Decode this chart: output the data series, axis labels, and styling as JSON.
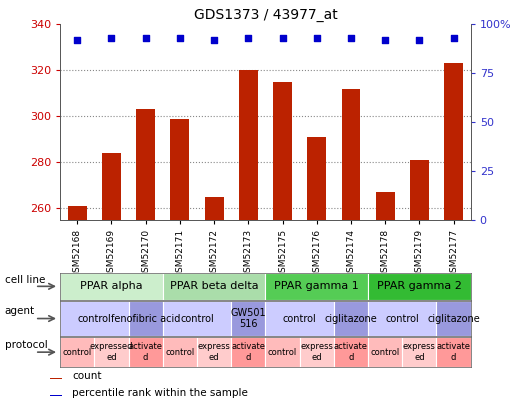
{
  "title": "GDS1373 / 43977_at",
  "samples": [
    "GSM52168",
    "GSM52169",
    "GSM52170",
    "GSM52171",
    "GSM52172",
    "GSM52173",
    "GSM52175",
    "GSM52176",
    "GSM52174",
    "GSM52178",
    "GSM52179",
    "GSM52177"
  ],
  "bar_values": [
    261,
    284,
    303,
    299,
    265,
    320,
    315,
    291,
    312,
    267,
    281,
    323
  ],
  "percentile_values": [
    92,
    93,
    93,
    93,
    92,
    93,
    93,
    93,
    93,
    92,
    92,
    93
  ],
  "ylim_left": [
    255,
    340
  ],
  "ylim_right": [
    0,
    100
  ],
  "yticks_left": [
    260,
    280,
    300,
    320,
    340
  ],
  "yticks_right": [
    0,
    25,
    50,
    75,
    100
  ],
  "bar_color": "#bb2200",
  "dot_color": "#0000cc",
  "grid_color": "#888888",
  "bg_color": "#ffffff",
  "plot_bg_color": "#ffffff",
  "tick_color_left": "#cc0000",
  "tick_color_right": "#3333cc",
  "sample_bg_color": "#cccccc",
  "cell_line_data": [
    {
      "label": "PPAR alpha",
      "start": 0,
      "end": 3,
      "color": "#cceecc"
    },
    {
      "label": "PPAR beta delta",
      "start": 3,
      "end": 6,
      "color": "#aaddaa"
    },
    {
      "label": "PPAR gamma 1",
      "start": 6,
      "end": 9,
      "color": "#55cc55"
    },
    {
      "label": "PPAR gamma 2",
      "start": 9,
      "end": 12,
      "color": "#33bb33"
    }
  ],
  "agent_data": [
    {
      "label": "control",
      "start": 0,
      "end": 2,
      "color": "#ccccff"
    },
    {
      "label": "fenofibric acid",
      "start": 2,
      "end": 3,
      "color": "#9999dd"
    },
    {
      "label": "control",
      "start": 3,
      "end": 5,
      "color": "#ccccff"
    },
    {
      "label": "GW501\n516",
      "start": 5,
      "end": 6,
      "color": "#9999dd"
    },
    {
      "label": "control",
      "start": 6,
      "end": 8,
      "color": "#ccccff"
    },
    {
      "label": "ciglitazone",
      "start": 8,
      "end": 9,
      "color": "#9999dd"
    },
    {
      "label": "control",
      "start": 9,
      "end": 11,
      "color": "#ccccff"
    },
    {
      "label": "ciglitazone",
      "start": 11,
      "end": 12,
      "color": "#9999dd"
    }
  ],
  "protocol_data": [
    {
      "label": "control",
      "start": 0,
      "end": 1,
      "color": "#ffbbbb"
    },
    {
      "label": "expressed\ned",
      "start": 1,
      "end": 2,
      "color": "#ffcccc"
    },
    {
      "label": "activate\nd",
      "start": 2,
      "end": 3,
      "color": "#ff9999"
    },
    {
      "label": "control",
      "start": 3,
      "end": 4,
      "color": "#ffbbbb"
    },
    {
      "label": "express\ned",
      "start": 4,
      "end": 5,
      "color": "#ffcccc"
    },
    {
      "label": "activate\nd",
      "start": 5,
      "end": 6,
      "color": "#ff9999"
    },
    {
      "label": "control",
      "start": 6,
      "end": 7,
      "color": "#ffbbbb"
    },
    {
      "label": "express\ned",
      "start": 7,
      "end": 8,
      "color": "#ffcccc"
    },
    {
      "label": "activate\nd",
      "start": 8,
      "end": 9,
      "color": "#ff9999"
    },
    {
      "label": "control",
      "start": 9,
      "end": 10,
      "color": "#ffbbbb"
    },
    {
      "label": "express\ned",
      "start": 10,
      "end": 11,
      "color": "#ffcccc"
    },
    {
      "label": "activate\nd",
      "start": 11,
      "end": 12,
      "color": "#ff9999"
    }
  ],
  "row_labels": [
    "cell line",
    "agent",
    "protocol"
  ],
  "legend_items": [
    {
      "label": "count",
      "color": "#bb2200"
    },
    {
      "label": "percentile rank within the sample",
      "color": "#0000cc"
    }
  ]
}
——
> **Challenge**
Pictures appear in the records above. Output everything except them, exactly.

> **Task response**
Decode this chart: output the data series, axis labels, and styling as JSON.
{
  "title": "GDS1373 / 43977_at",
  "samples": [
    "GSM52168",
    "GSM52169",
    "GSM52170",
    "GSM52171",
    "GSM52172",
    "GSM52173",
    "GSM52175",
    "GSM52176",
    "GSM52174",
    "GSM52178",
    "GSM52179",
    "GSM52177"
  ],
  "bar_values": [
    261,
    284,
    303,
    299,
    265,
    320,
    315,
    291,
    312,
    267,
    281,
    323
  ],
  "percentile_values": [
    92,
    93,
    93,
    93,
    92,
    93,
    93,
    93,
    93,
    92,
    92,
    93
  ],
  "ylim_left": [
    255,
    340
  ],
  "ylim_right": [
    0,
    100
  ],
  "yticks_left": [
    260,
    280,
    300,
    320,
    340
  ],
  "yticks_right": [
    0,
    25,
    50,
    75,
    100
  ],
  "bar_color": "#bb2200",
  "dot_color": "#0000cc",
  "grid_color": "#888888",
  "bg_color": "#ffffff",
  "plot_bg_color": "#ffffff",
  "tick_color_left": "#cc0000",
  "tick_color_right": "#3333cc",
  "sample_bg_color": "#cccccc",
  "cell_line_data": [
    {
      "label": "PPAR alpha",
      "start": 0,
      "end": 3,
      "color": "#cceecc"
    },
    {
      "label": "PPAR beta delta",
      "start": 3,
      "end": 6,
      "color": "#aaddaa"
    },
    {
      "label": "PPAR gamma 1",
      "start": 6,
      "end": 9,
      "color": "#55cc55"
    },
    {
      "label": "PPAR gamma 2",
      "start": 9,
      "end": 12,
      "color": "#33bb33"
    }
  ],
  "agent_data": [
    {
      "label": "control",
      "start": 0,
      "end": 2,
      "color": "#ccccff"
    },
    {
      "label": "fenofibric acid",
      "start": 2,
      "end": 3,
      "color": "#9999dd"
    },
    {
      "label": "control",
      "start": 3,
      "end": 5,
      "color": "#ccccff"
    },
    {
      "label": "GW501\n516",
      "start": 5,
      "end": 6,
      "color": "#9999dd"
    },
    {
      "label": "control",
      "start": 6,
      "end": 8,
      "color": "#ccccff"
    },
    {
      "label": "ciglitazone",
      "start": 8,
      "end": 9,
      "color": "#9999dd"
    },
    {
      "label": "control",
      "start": 9,
      "end": 11,
      "color": "#ccccff"
    },
    {
      "label": "ciglitazone",
      "start": 11,
      "end": 12,
      "color": "#9999dd"
    }
  ],
  "protocol_data": [
    {
      "label": "control",
      "start": 0,
      "end": 1,
      "color": "#ffbbbb"
    },
    {
      "label": "expressed\ned",
      "start": 1,
      "end": 2,
      "color": "#ffcccc"
    },
    {
      "label": "activate\nd",
      "start": 2,
      "end": 3,
      "color": "#ff9999"
    },
    {
      "label": "control",
      "start": 3,
      "end": 4,
      "color": "#ffbbbb"
    },
    {
      "label": "express\ned",
      "start": 4,
      "end": 5,
      "color": "#ffcccc"
    },
    {
      "label": "activate\nd",
      "start": 5,
      "end": 6,
      "color": "#ff9999"
    },
    {
      "label": "control",
      "start": 6,
      "end": 7,
      "color": "#ffbbbb"
    },
    {
      "label": "express\ned",
      "start": 7,
      "end": 8,
      "color": "#ffcccc"
    },
    {
      "label": "activate\nd",
      "start": 8,
      "end": 9,
      "color": "#ff9999"
    },
    {
      "label": "control",
      "start": 9,
      "end": 10,
      "color": "#ffbbbb"
    },
    {
      "label": "express\ned",
      "start": 10,
      "end": 11,
      "color": "#ffcccc"
    },
    {
      "label": "activate\nd",
      "start": 11,
      "end": 12,
      "color": "#ff9999"
    }
  ],
  "row_labels": [
    "cell line",
    "agent",
    "protocol"
  ],
  "legend_items": [
    {
      "label": "count",
      "color": "#bb2200"
    },
    {
      "label": "percentile rank within the sample",
      "color": "#0000cc"
    }
  ]
}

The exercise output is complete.